WHAT IS NEEDED – From the entries below, pull out each line where "staje" appears.

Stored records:
════
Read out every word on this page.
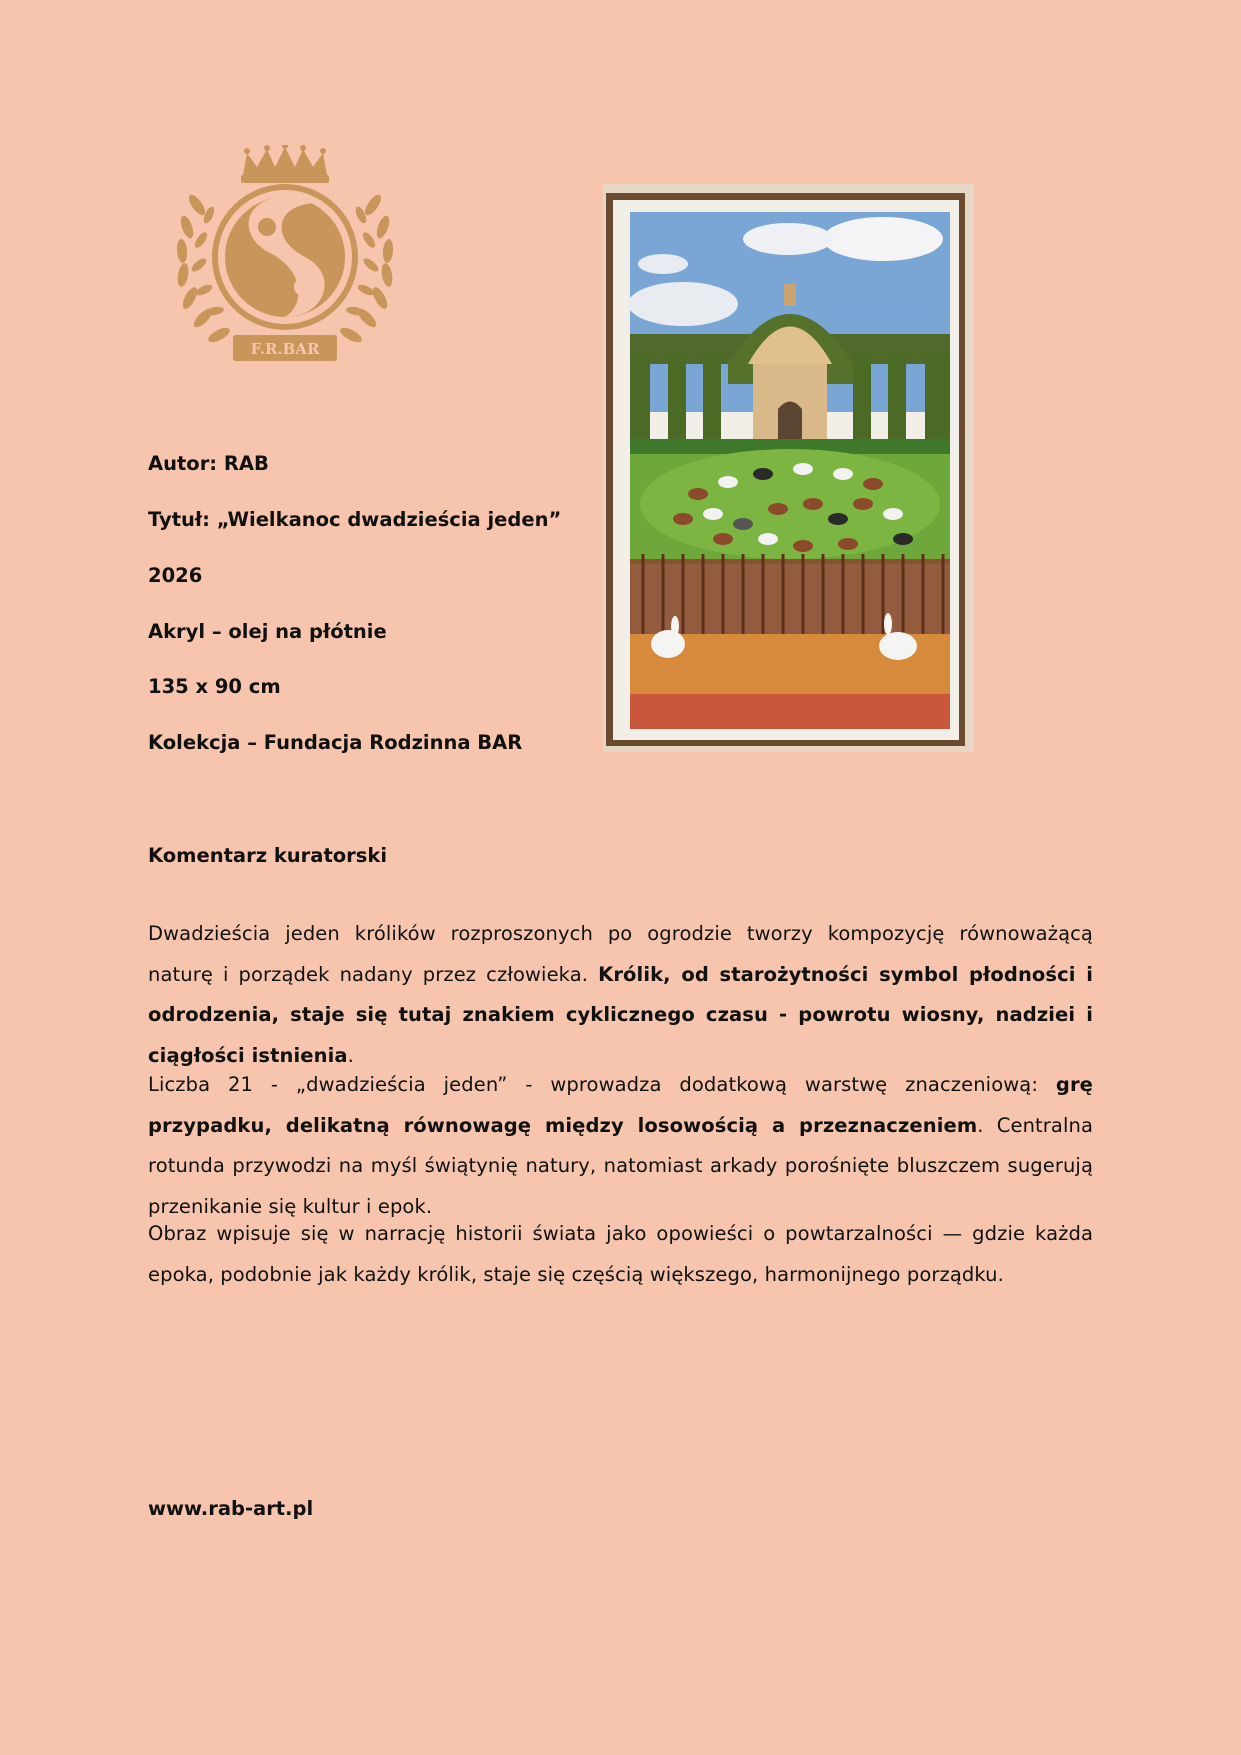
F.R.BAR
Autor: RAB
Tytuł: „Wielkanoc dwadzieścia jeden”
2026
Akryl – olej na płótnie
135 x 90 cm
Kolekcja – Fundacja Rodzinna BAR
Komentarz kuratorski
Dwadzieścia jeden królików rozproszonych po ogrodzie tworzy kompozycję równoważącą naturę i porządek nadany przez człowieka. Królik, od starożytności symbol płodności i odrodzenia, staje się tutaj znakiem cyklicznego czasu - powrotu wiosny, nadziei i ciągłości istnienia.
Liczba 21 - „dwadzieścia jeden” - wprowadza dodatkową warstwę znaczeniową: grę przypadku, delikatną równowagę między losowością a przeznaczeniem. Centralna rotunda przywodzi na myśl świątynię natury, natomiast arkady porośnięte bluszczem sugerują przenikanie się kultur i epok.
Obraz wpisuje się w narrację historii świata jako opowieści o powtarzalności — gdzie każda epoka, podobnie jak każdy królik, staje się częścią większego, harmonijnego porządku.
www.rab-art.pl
════
EXERCISE ANSWER –
Dwadzieścia jeden królików rozproszonych po ogrodzie tworzy kompozycję równoważącą naturę i porządek nadany przez człowieka. Królik, od starożytności symbol płodności i odrodzenia, staje się tutaj znakiem cyklicznego czasu - powrotu wiosny, nadziei i ciągłości istnienia.
Obraz wpisuje się w narrację historii świata jako opowieści o powtarzalności — gdzie każda epoka, podobnie jak każdy królik, staje się częścią większego, harmonijnego porządku.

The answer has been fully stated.